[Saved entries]
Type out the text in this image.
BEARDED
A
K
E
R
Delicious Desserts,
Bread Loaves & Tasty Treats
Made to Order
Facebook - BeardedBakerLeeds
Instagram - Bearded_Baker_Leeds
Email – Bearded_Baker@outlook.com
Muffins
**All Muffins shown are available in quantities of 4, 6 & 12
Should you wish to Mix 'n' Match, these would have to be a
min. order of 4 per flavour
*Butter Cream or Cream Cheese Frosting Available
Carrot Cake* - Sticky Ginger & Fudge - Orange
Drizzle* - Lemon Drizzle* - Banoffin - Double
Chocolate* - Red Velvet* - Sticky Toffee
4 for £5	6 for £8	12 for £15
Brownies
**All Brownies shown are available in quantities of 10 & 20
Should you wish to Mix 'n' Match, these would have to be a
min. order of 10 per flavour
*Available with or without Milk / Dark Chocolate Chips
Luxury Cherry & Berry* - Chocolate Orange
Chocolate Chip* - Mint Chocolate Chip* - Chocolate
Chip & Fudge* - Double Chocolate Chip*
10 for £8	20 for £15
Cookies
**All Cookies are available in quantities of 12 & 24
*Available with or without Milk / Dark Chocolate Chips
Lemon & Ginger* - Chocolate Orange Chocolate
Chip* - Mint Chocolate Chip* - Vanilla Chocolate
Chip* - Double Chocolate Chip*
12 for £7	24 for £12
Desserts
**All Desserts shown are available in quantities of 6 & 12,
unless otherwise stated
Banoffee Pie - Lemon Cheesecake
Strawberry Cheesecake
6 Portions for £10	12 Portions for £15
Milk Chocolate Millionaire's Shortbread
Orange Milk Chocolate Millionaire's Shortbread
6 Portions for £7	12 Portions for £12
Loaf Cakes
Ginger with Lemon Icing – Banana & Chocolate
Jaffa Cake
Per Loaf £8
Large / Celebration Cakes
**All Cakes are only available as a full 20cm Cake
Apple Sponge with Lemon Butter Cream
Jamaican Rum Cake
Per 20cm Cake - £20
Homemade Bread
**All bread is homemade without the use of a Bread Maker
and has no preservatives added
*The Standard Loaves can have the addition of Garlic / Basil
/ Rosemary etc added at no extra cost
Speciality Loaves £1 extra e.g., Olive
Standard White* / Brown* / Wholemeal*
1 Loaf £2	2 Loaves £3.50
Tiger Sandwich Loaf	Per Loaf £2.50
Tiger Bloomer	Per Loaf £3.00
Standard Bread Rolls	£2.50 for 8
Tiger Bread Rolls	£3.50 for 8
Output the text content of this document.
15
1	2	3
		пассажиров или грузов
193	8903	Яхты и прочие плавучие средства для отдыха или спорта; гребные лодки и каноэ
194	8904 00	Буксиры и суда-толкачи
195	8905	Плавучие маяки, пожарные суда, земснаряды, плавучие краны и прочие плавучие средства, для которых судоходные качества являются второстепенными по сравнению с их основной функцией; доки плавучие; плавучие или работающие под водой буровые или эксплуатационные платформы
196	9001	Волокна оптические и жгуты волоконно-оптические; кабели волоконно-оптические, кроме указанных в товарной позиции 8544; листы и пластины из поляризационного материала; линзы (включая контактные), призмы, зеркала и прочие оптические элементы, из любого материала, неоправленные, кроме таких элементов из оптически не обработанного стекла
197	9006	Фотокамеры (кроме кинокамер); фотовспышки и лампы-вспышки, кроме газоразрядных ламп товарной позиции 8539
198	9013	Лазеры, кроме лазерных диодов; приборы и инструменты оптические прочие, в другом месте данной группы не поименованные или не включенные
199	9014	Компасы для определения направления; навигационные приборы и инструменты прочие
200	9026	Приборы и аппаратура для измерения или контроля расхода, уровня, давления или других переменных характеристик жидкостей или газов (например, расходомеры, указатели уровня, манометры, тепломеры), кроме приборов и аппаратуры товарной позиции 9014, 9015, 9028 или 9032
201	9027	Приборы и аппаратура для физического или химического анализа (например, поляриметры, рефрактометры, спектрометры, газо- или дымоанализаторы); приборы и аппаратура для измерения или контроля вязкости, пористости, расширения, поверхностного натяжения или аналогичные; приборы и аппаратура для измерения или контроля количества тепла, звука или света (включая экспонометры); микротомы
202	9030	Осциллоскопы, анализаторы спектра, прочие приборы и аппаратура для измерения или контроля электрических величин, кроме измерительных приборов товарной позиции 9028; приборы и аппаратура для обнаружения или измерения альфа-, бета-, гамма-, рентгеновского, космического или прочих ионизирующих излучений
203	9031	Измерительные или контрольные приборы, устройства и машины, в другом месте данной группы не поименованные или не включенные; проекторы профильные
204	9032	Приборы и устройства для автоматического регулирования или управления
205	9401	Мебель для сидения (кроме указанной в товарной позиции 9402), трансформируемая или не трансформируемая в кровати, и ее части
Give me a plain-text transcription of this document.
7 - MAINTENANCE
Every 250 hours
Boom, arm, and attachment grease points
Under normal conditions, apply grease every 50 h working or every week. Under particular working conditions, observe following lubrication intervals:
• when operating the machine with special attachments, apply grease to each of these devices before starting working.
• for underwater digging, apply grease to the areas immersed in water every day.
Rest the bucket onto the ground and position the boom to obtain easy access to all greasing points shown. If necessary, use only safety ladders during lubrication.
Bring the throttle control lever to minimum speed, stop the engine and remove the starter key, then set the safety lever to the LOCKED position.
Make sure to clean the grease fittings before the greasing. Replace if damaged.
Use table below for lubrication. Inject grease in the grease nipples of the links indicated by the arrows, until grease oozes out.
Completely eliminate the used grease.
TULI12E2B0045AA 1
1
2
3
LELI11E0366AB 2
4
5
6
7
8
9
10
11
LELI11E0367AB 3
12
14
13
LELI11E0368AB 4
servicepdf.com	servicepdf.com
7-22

▶ _Task to carry out_:
Identify the lines that hold the word "Millionaire". Copy every one of them.

▶ _Result below_:
Milk Chocolate Millionaire's Shortbread
Orange Milk Chocolate Millionaire's Shortbread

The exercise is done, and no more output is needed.